*** Provided data ***
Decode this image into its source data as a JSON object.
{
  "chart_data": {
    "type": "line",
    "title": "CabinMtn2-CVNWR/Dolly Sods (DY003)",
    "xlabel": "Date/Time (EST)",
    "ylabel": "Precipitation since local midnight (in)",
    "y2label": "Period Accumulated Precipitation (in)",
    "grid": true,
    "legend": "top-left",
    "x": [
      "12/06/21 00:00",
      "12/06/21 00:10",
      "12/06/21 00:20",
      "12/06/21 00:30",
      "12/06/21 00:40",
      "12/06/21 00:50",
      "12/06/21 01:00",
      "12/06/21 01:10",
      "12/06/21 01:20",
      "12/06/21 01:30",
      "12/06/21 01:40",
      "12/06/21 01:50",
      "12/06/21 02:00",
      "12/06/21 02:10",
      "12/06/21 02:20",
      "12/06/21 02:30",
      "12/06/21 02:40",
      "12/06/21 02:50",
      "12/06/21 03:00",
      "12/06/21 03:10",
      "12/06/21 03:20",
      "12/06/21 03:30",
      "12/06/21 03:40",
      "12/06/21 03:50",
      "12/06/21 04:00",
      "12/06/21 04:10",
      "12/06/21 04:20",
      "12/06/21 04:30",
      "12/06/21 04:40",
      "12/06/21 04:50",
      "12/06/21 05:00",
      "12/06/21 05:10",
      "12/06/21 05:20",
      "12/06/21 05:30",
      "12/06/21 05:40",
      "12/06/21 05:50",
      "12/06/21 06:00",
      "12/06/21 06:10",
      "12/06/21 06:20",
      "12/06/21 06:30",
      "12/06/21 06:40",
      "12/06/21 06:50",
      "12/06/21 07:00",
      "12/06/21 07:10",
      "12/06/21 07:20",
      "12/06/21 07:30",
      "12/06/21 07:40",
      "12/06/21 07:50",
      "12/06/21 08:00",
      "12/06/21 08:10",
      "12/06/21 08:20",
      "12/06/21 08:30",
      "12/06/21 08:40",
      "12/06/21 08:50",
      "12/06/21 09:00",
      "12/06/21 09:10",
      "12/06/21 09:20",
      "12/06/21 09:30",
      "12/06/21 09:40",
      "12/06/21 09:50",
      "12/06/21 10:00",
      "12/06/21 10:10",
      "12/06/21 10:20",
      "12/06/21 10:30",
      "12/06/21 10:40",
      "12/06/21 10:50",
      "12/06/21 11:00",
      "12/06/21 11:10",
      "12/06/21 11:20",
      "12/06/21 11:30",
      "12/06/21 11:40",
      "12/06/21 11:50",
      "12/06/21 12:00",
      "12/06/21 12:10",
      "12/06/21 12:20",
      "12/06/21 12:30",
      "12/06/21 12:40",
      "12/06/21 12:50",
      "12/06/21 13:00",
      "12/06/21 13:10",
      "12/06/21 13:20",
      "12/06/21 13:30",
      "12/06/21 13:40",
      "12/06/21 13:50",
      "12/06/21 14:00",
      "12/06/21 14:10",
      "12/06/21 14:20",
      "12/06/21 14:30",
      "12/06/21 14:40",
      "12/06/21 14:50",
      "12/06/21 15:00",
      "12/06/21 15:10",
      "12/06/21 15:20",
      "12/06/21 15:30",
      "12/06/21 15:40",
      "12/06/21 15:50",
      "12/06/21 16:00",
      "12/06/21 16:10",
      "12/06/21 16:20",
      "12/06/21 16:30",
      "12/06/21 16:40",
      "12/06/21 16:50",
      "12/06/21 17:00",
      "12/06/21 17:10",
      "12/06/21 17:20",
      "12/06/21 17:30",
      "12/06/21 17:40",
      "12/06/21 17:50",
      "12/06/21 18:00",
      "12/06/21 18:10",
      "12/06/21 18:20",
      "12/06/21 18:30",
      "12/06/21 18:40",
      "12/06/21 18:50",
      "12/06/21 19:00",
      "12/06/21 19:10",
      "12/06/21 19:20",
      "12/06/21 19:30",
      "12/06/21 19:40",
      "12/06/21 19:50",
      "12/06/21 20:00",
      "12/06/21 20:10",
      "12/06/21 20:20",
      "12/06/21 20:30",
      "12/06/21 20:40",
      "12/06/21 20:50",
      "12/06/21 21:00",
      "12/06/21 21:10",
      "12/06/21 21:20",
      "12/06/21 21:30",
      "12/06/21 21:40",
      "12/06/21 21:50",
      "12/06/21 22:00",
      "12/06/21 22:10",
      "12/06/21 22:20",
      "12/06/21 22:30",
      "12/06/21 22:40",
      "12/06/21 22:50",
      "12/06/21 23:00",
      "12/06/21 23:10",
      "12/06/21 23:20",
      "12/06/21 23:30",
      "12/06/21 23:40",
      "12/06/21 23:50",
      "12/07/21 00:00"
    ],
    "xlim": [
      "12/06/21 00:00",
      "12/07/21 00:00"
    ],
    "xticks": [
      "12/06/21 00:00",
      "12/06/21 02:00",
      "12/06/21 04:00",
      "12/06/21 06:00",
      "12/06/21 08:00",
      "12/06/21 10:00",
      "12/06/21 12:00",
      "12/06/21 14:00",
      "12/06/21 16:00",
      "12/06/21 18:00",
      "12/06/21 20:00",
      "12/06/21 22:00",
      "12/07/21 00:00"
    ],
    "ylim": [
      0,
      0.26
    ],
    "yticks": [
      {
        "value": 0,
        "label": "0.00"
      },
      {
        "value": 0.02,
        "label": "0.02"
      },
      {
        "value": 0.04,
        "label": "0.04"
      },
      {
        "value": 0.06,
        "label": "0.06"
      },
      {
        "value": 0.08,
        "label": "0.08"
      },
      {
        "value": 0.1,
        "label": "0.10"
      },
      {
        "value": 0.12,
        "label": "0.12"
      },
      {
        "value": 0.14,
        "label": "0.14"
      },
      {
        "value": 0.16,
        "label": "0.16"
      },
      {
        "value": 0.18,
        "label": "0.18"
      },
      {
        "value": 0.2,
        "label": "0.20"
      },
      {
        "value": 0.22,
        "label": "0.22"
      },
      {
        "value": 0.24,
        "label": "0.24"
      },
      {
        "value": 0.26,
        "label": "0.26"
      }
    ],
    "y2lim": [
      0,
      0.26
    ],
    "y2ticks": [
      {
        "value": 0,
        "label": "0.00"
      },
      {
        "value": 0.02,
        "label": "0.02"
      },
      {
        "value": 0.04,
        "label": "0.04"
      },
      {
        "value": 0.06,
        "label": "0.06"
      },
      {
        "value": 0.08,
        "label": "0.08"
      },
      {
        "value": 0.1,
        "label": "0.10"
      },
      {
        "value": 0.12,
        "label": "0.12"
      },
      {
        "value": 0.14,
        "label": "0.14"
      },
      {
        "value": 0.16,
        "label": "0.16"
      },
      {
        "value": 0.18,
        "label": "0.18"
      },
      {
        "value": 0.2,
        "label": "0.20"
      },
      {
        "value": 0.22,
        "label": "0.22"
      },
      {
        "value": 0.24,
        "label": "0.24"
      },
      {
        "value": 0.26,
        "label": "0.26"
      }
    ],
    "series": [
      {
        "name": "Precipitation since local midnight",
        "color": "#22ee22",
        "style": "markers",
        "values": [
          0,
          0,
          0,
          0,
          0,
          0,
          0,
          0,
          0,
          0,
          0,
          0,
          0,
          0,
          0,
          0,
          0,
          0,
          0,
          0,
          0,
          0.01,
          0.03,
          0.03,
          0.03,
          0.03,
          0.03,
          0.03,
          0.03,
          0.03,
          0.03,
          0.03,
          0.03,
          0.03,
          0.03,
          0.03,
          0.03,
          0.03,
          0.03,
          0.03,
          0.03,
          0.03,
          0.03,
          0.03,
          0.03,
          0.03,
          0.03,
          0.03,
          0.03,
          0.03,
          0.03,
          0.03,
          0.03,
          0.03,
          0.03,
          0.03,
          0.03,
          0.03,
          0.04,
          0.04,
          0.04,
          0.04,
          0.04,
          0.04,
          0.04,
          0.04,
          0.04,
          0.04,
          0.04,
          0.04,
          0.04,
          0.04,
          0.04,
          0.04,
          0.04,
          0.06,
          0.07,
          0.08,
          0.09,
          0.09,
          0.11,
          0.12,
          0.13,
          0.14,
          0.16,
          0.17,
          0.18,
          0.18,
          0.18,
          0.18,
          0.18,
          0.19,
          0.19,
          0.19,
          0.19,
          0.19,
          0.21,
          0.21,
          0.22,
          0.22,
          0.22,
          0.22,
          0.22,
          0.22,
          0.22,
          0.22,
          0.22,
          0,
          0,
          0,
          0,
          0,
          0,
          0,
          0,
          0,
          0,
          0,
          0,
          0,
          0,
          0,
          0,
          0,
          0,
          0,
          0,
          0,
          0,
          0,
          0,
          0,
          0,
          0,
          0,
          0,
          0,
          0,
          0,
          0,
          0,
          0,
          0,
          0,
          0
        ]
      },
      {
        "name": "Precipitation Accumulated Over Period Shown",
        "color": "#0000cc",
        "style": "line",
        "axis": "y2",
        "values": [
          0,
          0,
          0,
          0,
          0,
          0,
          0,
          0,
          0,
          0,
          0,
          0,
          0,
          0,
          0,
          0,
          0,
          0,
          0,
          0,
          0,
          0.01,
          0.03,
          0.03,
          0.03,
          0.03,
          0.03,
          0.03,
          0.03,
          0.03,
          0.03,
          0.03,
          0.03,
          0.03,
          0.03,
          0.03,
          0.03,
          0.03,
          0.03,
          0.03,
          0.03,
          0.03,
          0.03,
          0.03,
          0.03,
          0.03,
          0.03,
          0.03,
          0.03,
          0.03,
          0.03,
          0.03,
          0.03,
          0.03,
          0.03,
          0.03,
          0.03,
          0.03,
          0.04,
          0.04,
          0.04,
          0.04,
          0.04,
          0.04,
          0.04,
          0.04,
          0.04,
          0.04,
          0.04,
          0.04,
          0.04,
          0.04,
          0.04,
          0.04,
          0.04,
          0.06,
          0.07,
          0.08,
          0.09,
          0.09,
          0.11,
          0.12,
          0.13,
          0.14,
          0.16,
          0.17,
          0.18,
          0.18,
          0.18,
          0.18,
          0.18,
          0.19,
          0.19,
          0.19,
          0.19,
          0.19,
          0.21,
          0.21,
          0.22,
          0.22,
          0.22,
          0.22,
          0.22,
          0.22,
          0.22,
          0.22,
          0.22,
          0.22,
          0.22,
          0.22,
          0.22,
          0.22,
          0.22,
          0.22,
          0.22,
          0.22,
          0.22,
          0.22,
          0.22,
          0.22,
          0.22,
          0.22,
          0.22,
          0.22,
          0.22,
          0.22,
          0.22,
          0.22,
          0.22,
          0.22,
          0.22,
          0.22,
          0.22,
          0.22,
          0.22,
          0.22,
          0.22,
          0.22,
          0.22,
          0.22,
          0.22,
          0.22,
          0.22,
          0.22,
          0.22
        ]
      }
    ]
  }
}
***
• **Requirement**: Copy all lines from the material that include "name".

• **Correct output**:
        "name": "Precipitation since local midnight",
        "name": "Precipitation Accumulated Over Period Shown",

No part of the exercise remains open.